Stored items

◆ ◆ ◆ ◆

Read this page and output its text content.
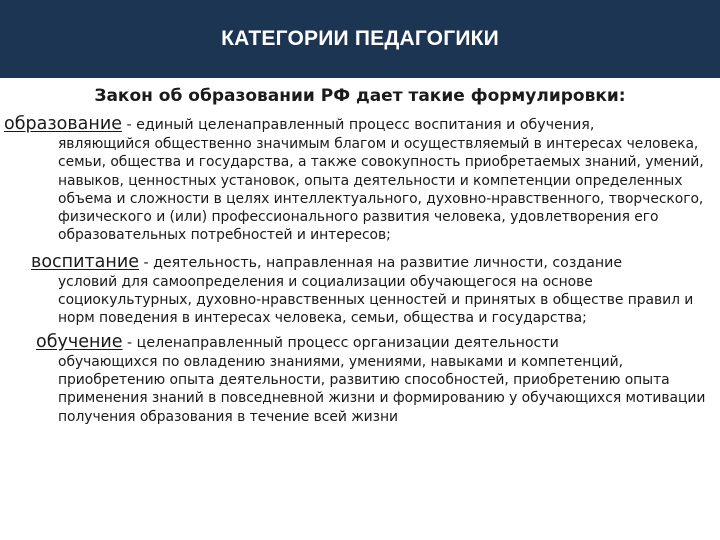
КАТЕГОРИИ ПЕДАГОГИКИ
Закон об образовании РФ дает такие формулировки:
образование - единый целенаправленный процесс воспитания и обучения,
являющийся общественно значимым благом и осуществляемый в интересах человека, семьи, общества и государства, а также совокупность приобретаемых знаний, умений, навыков, ценностных установок, опыта деятельности и компетенции определенных объема и сложности в целях интеллектуального, духовно-нравственного, творческого, физического и (или) профессионального развития человека, удовлетворения его образовательных потребностей и интересов;
воспитание - деятельность, направленная на развитие личности, создание
условий для самоопределения и социализации обучающегося на основе социокультурных, духовно-нравственных ценностей и принятых в обществе правил и норм поведения в интересах человека, семьи, общества и государства;
обучение - целенаправленный процесс организации деятельности
обучающихся по овладению знаниями, умениями, навыками и компетенций, приобретению опыта деятельности, развитию способностей, приобретению опыта применения знаний в повседневной жизни и формированию у обучающихся мотивации получения образования в течение всей жизни
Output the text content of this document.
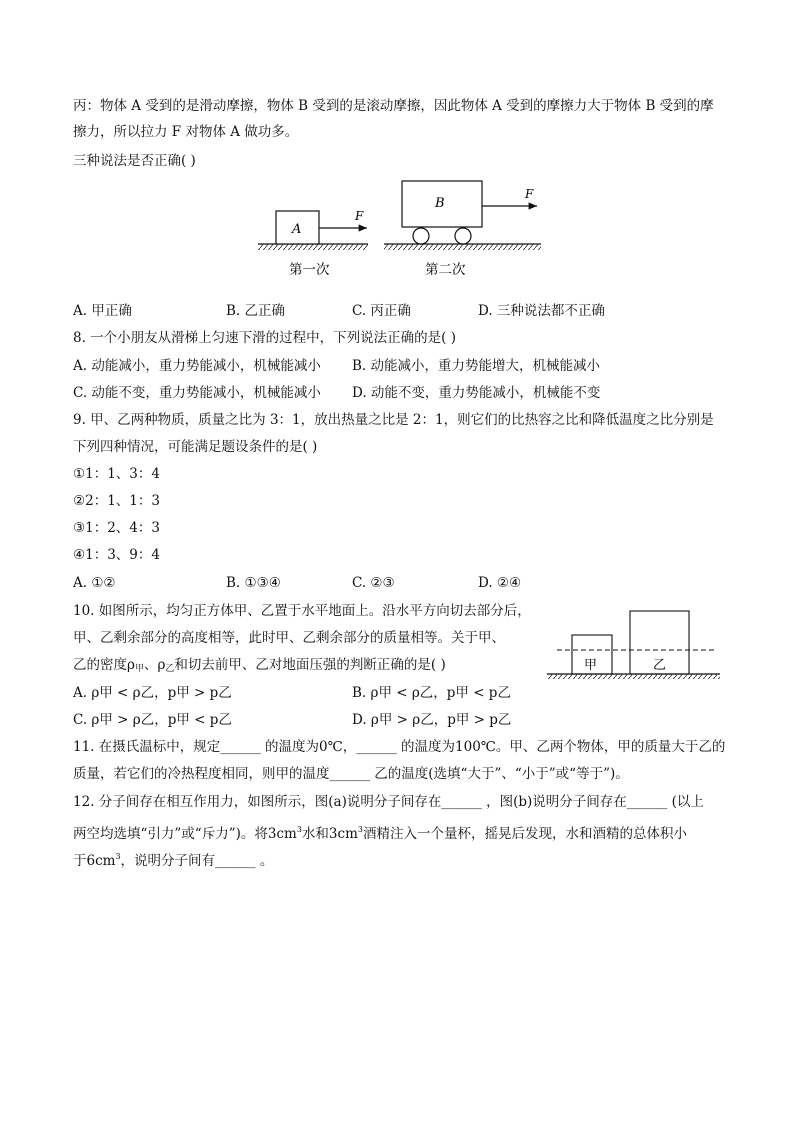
丙：物体 A 受到的是滑动摩擦，物体 B 受到的是滚动摩擦，因此物体 A 受到的摩擦力大于物体 B 受到的摩
擦力，所以拉力 F 对物体 A 做功多。
三种说法是否正确( )
A
F
第一次
B
F
第二次
A. 甲正确	B. 乙正确	C. 丙正确	D. 三种说法都不正确
8. 一个小朋友从滑梯上匀速下滑的过程中，下列说法正确的是( )
A. 动能减小，重力势能减小，机械能减小 B. 动能减小，重力势能增大，机械能减小
C. 动能不变，重力势能减小，机械能减小 D. 动能不变，重力势能减小，机械能不变
9. 甲、乙两种物质，质量之比为 3：1，放出热量之比是 2：1，则它们的比热容之比和降低温度之比分别是
下列四种情况，可能满足题设条件的是( )
①1：1、3：4
②2：1、1：3
③1：2、4：3
④1：3、9：4
A. ①②	B. ①③④	C. ②③	D. ②④
10. 如图所示，均匀正方体甲、乙置于水平地面上。沿水平方向切去部分后，
甲、乙剩余部分的高度相等，此时甲、乙剩余部分的质量相等。关于甲、
乙的密度$\rho_甲$、$\rho_乙$和切去前甲、乙对地面压强的判断正确的是( )	甲	乙
A. ρ甲 < ρ乙，p甲 > p乙	B. ρ甲 < ρ乙，p甲 < p乙
C. ρ甲 > ρ乙，p甲 < p乙	D. ρ甲 > ρ乙，p甲 > p乙
11. 在摄氏温标中，规定______ 的温度为0℃，______ 的温度为100℃。甲、乙两个物体，甲的质量大于乙的
质量，若它们的冷热程度相同，则甲的温度______ 乙的温度(选填“大于”、“小于”或“等于”)。
12. 分子间存在相互作用力，如图所示，图(a)说明分子间存在______ ，图(b)说明分子间存在______ (以上
两空均选填“引力”或“斥力”)。将$3cm^3$水和$3cm^3$酒精注入一个量杯，摇晃后发现，水和酒精的总体积小
于$6cm^3$，说明分子间有______ 。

◆ ◆ ◆ ◆

_Exercise_: Reproduce the listing exactly. Leave its pictures out.

_Answer to the task_:
Read this page and output its text content.
КАТЕГОРИИ ПЕДАГОГИКИ
Закон об образовании РФ дает такие формулировки:
образование - единый целенаправленный процесс воспитания и обучения,
являющийся общественно значимым благом и осуществляемый в интересах человека, семьи, общества и государства, а также совокупность приобретаемых знаний, умений, навыков, ценностных установок, опыта деятельности и компетенции определенных объема и сложности в целях интеллектуального, духовно-нравственного, творческого, физического и (или) профессионального развития человека, удовлетворения его образовательных потребностей и интересов;
воспитание - деятельность, направленная на развитие личности, создание
условий для самоопределения и социализации обучающегося на основе социокультурных, духовно-нравственных ценностей и принятых в обществе правил и норм поведения в интересах человека, семьи, общества и государства;
обучение - целенаправленный процесс организации деятельности
обучающихся по овладению знаниями, умениями, навыками и компетенций, приобретению опыта деятельности, развитию способностей, приобретению опыта применения знаний в повседневной жизни и формированию у обучающихся мотивации получения образования в течение всей жизни
Output the text content of this document.
丙：物体 A 受到的是滑动摩擦，物体 B 受到的是滚动摩擦，因此物体 A 受到的摩擦力大于物体 B 受到的摩
擦力，所以拉力 F 对物体 A 做功多。
三种说法是否正确( )
A
F
第一次
B
F
第二次
A. 甲正确	B. 乙正确	C. 丙正确	D. 三种说法都不正确
8. 一个小朋友从滑梯上匀速下滑的过程中，下列说法正确的是( )
A. 动能减小，重力势能减小，机械能减小 B. 动能减小，重力势能增大，机械能减小
C. 动能不变，重力势能减小，机械能减小 D. 动能不变，重力势能减小，机械能不变
9. 甲、乙两种物质，质量之比为 3：1，放出热量之比是 2：1，则它们的比热容之比和降低温度之比分别是
下列四种情况，可能满足题设条件的是( )
①1：1、3：4
②2：1、1：3
③1：2、4：3
④1：3、9：4
A. ①②	B. ①③④	C. ②③	D. ②④
10. 如图所示，均匀正方体甲、乙置于水平地面上。沿水平方向切去部分后，
甲、乙剩余部分的高度相等，此时甲、乙剩余部分的质量相等。关于甲、
乙的密度$\rho_甲$、$\rho_乙$和切去前甲、乙对地面压强的判断正确的是( )	甲	乙
A. ρ甲 < ρ乙，p甲 > p乙	B. ρ甲 < ρ乙，p甲 < p乙
C. ρ甲 > ρ乙，p甲 < p乙	D. ρ甲 > ρ乙，p甲 > p乙
11. 在摄氏温标中，规定______ 的温度为0℃，______ 的温度为100℃。甲、乙两个物体，甲的质量大于乙的
质量，若它们的冷热程度相同，则甲的温度______ 乙的温度(选填“大于”、“小于”或“等于”)。
12. 分子间存在相互作用力，如图所示，图(a)说明分子间存在______ ，图(b)说明分子间存在______ (以上
两空均选填“引力”或“斥力”)。将$3cm^3$水和$3cm^3$酒精注入一个量杯，摇晃后发现，水和酒精的总体积小
于$6cm^3$，说明分子间有______ 。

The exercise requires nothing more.